▸ **REQUIREMENTS**: Extract every line of the records below verbatim, leaving out the pictures.

▸ **INFORMATION PROVIDED**:

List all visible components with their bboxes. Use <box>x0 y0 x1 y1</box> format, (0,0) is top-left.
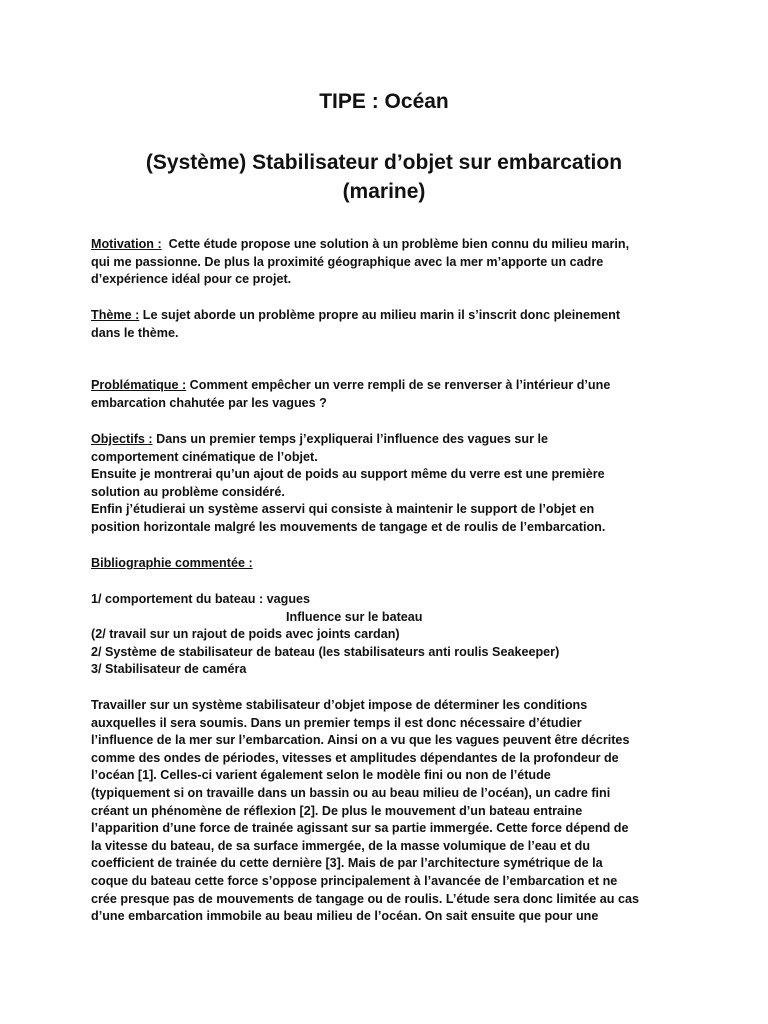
paragraph-line: l’influence de la mer sur l’embarcation. Ainsi on a vu que les vagues peuvent être décrites <box>91 733 630 748</box>
objectifs-text: position horizontale malgré les mouvements de tangage et de roulis de l’embarcation. <box>91 519 606 534</box>
bibliographie-item: 2/ Système de stabilisateur de bateau (les stabilisateurs anti roulis Seakeeper) <box>91 644 560 659</box>
theme-section <box>91 307 691 342</box>
bibliographie-item: 3/ Stabilisateur de caméra <box>91 662 247 677</box>
motivation-section <box>91 236 691 289</box>
paragraph-line: créant un phénomène de réflexion [2]. De plus le mouvement d’un bateau entraine <box>91 803 583 818</box>
paragraph-line: crée presque pas de mouvements de tangage ou de roulis. L’étude sera donc limitée au cas <box>91 891 640 906</box>
subtitle-line: (marine) <box>342 180 426 203</box>
paragraph-line: la vitesse du bateau, de sa surface immergée, de la masse volumique de l’eau et du <box>91 838 591 853</box>
document-subtitle <box>0 148 768 206</box>
problematique-section <box>91 377 691 412</box>
bibliographie-item: (2/ travail sur un rajout de poids avec joints cardan) <box>91 627 400 642</box>
bibliographie-section <box>91 555 691 573</box>
problematique-label: Problématique : <box>91 378 187 392</box>
objectifs-text: comportement cinématique de l’objet. <box>91 449 318 464</box>
theme-text: dans le thème. <box>91 325 179 340</box>
motivation-label: Motivation : <box>91 237 162 251</box>
motivation-text: qui me passionne. De plus la proximité géographique avec la mer m’apporte un cadre <box>91 254 604 269</box>
paragraph-line: auxquelles il sera soumis. Dans un premier temps il est donc nécessaire d’étudier <box>91 715 582 730</box>
objectifs-text: Ensuite je montrerai qu’un ajout de poids au support même du verre est une première <box>91 467 605 482</box>
objectifs-text: solution au problème considéré. <box>91 484 285 499</box>
subtitle-line: (Système) Stabilisateur d’objet sur embarcation <box>145 151 623 174</box>
objectifs-label: Objectifs : <box>91 432 153 446</box>
bibliographie-item: 1/ comportement du bateau : vagues <box>91 592 311 606</box>
bibliographie-item: Influence sur le bateau <box>286 609 423 624</box>
paragraph-line: comme des ondes de périodes, vitesses et amplitudes dépendantes de la profondeur de <box>91 750 619 765</box>
motivation-text: d’expérience idéal pour ce projet. <box>91 272 292 287</box>
paragraph-line: (typiquement si on travaille dans un bassin ou au beau milieu de l’océan), un cadre fini <box>91 785 611 800</box>
paragraph-line: Travailler sur un système stabilisateur d’objet impose de déterminer les conditions <box>91 698 588 712</box>
document-title: TIPE : Océan <box>319 90 449 113</box>
motivation-text: Cette étude propose une solution à un problème bien connu du milieu marin, <box>161 237 630 251</box>
objectifs-text: Dans un premier temps j’expliquerai l’influence des vagues sur le <box>152 432 549 446</box>
problematique-text: Comment empêcher un verre rempli de se renverser à l’intérieur d’une <box>186 378 611 392</box>
problematique-text: embarcation chahutée par les vagues ? <box>91 395 327 410</box>
objectifs-text: Enfin j’étudierai un système asservi qui consiste à maintenir le support de l’objet en <box>91 502 595 517</box>
paragraph-line: d’une embarcation immobile au beau milieu de l’océan. On sait ensuite que pour une <box>91 909 599 924</box>
paragraph-line: l’apparition d’une force de trainée agissant sur sa partie immergée. Cette force dépend de <box>91 821 629 836</box>
objectifs-section <box>91 431 691 537</box>
main-paragraph <box>91 697 691 926</box>
paragraph-line: coefficient de trainée du cette dernière [3]. Mais de par l’architecture symétrique de la <box>91 856 603 871</box>
paragraph-line: l’océan [1]. Celles-ci varient également selon le modèle fini ou non de l’étude <box>91 768 551 783</box>
bibliographie-list <box>91 591 691 679</box>
bibliographie-label: Bibliographie commentée : <box>91 556 253 570</box>
theme-label: Thème : <box>91 308 140 322</box>
theme-text: Le sujet aborde un problème propre au milieu marin il s’inscrit donc pleinement <box>139 308 621 322</box>
paragraph-line: coque du bateau cette force s’oppose principalement à l’avancée de l’embarcation et ne <box>91 873 618 888</box>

▸ **FULL RESPONSE**:
List all visible components with their bboxes. Use <box>x0 y0 x1 y1</box> format, (0,0) is top-left.
paragraph-line: l’influence de la mer sur l’embarcation. Ainsi on a vu que les vagues peuvent être décrites <box>91 733 630 748</box>
objectifs-text: position horizontale malgré les mouvements de tangage et de roulis de l’embarcation. <box>91 519 606 534</box>
bibliographie-item: 2/ Système de stabilisateur de bateau (les stabilisateurs anti roulis Seakeeper) <box>91 644 560 659</box>
theme-section <box>91 307 691 342</box>
bibliographie-item: 3/ Stabilisateur de caméra <box>91 662 247 677</box>
motivation-section <box>91 236 691 289</box>
paragraph-line: créant un phénomène de réflexion [2]. De plus le mouvement d’un bateau entraine <box>91 803 583 818</box>
paragraph-line: crée presque pas de mouvements de tangage ou de roulis. L’étude sera donc limitée au cas <box>91 891 640 906</box>
subtitle-line: (marine) <box>342 180 426 203</box>
paragraph-line: la vitesse du bateau, de sa surface immergée, de la masse volumique de l’eau et du <box>91 838 591 853</box>
document-subtitle <box>0 148 768 206</box>
problematique-section <box>91 377 691 412</box>
bibliographie-item: (2/ travail sur un rajout de poids avec joints cardan) <box>91 627 400 642</box>
bibliographie-section <box>91 555 691 573</box>
problematique-label: Problématique : <box>91 378 187 392</box>
objectifs-text: comportement cinématique de l’objet. <box>91 449 318 464</box>
theme-text: dans le thème. <box>91 325 179 340</box>
motivation-label: Motivation : <box>91 237 162 251</box>
motivation-text: qui me passionne. De plus la proximité géographique avec la mer m’apporte un cadre <box>91 254 604 269</box>
paragraph-line: auxquelles il sera soumis. Dans un premier temps il est donc nécessaire d’étudier <box>91 715 582 730</box>
objectifs-text: Ensuite je montrerai qu’un ajout de poids au support même du verre est une première <box>91 467 605 482</box>
objectifs-text: solution au problème considéré. <box>91 484 285 499</box>
subtitle-line: (Système) Stabilisateur d’objet sur embarcation <box>145 151 623 174</box>
objectifs-label: Objectifs : <box>91 432 153 446</box>
bibliographie-item: 1/ comportement du bateau : vagues <box>91 592 311 606</box>
bibliographie-item: Influence sur le bateau <box>286 609 423 624</box>
paragraph-line: comme des ondes de périodes, vitesses et amplitudes dépendantes de la profondeur de <box>91 750 619 765</box>
motivation-text: d’expérience idéal pour ce projet. <box>91 272 292 287</box>
paragraph-line: (typiquement si on travaille dans un bassin ou au beau milieu de l’océan), un cadre fini <box>91 785 611 800</box>
paragraph-line: Travailler sur un système stabilisateur d’objet impose de déterminer les conditions <box>91 698 588 712</box>
document-title: TIPE : Océan <box>319 90 449 113</box>
motivation-text: Cette étude propose une solution à un problème bien connu du milieu marin, <box>161 237 630 251</box>
objectifs-text: Dans un premier temps j’expliquerai l’influence des vagues sur le <box>152 432 549 446</box>
problematique-text: Comment empêcher un verre rempli de se renverser à l’intérieur d’une <box>186 378 611 392</box>
problematique-text: embarcation chahutée par les vagues ? <box>91 395 327 410</box>
objectifs-text: Enfin j’étudierai un système asservi qui consiste à maintenir le support de l’objet en <box>91 502 595 517</box>
paragraph-line: d’une embarcation immobile au beau milieu de l’océan. On sait ensuite que pour une <box>91 909 599 924</box>
paragraph-line: l’apparition d’une force de trainée agissant sur sa partie immergée. Cette force dépend de <box>91 821 629 836</box>
objectifs-section <box>91 431 691 537</box>
main-paragraph <box>91 697 691 926</box>
paragraph-line: coefficient de trainée du cette dernière [3]. Mais de par l’architecture symétrique de la <box>91 856 603 871</box>
paragraph-line: l’océan [1]. Celles-ci varient également selon le modèle fini ou non de l’étude <box>91 768 551 783</box>
bibliographie-list <box>91 591 691 679</box>
bibliographie-label: Bibliographie commentée : <box>91 556 253 570</box>
theme-label: Thème : <box>91 308 140 322</box>
theme-text: Le sujet aborde un problème propre au milieu marin il s’inscrit donc pleinement <box>139 308 621 322</box>
paragraph-line: coque du bateau cette force s’oppose principalement à l’avancée de l’embarcation et ne <box>91 873 618 888</box>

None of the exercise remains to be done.